● To do
Within the data below, state how many lines contain the string "cooling". Provide the number only.

● Task data
==================================================
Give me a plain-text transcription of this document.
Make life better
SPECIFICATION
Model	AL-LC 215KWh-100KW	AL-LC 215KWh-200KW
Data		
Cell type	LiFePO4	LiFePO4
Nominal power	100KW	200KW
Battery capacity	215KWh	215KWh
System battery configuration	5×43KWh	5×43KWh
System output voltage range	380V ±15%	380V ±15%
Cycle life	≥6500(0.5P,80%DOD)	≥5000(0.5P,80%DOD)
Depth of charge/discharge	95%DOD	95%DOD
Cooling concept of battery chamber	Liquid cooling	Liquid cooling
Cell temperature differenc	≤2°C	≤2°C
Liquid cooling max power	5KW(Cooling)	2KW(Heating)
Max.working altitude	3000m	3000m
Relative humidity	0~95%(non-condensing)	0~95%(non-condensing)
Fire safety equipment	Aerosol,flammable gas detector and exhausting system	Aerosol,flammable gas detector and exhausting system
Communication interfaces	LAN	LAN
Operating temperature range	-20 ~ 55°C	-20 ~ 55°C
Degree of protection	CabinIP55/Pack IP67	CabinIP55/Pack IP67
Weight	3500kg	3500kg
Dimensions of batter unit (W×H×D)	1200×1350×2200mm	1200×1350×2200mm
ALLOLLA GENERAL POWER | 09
==================================================
● The answer
2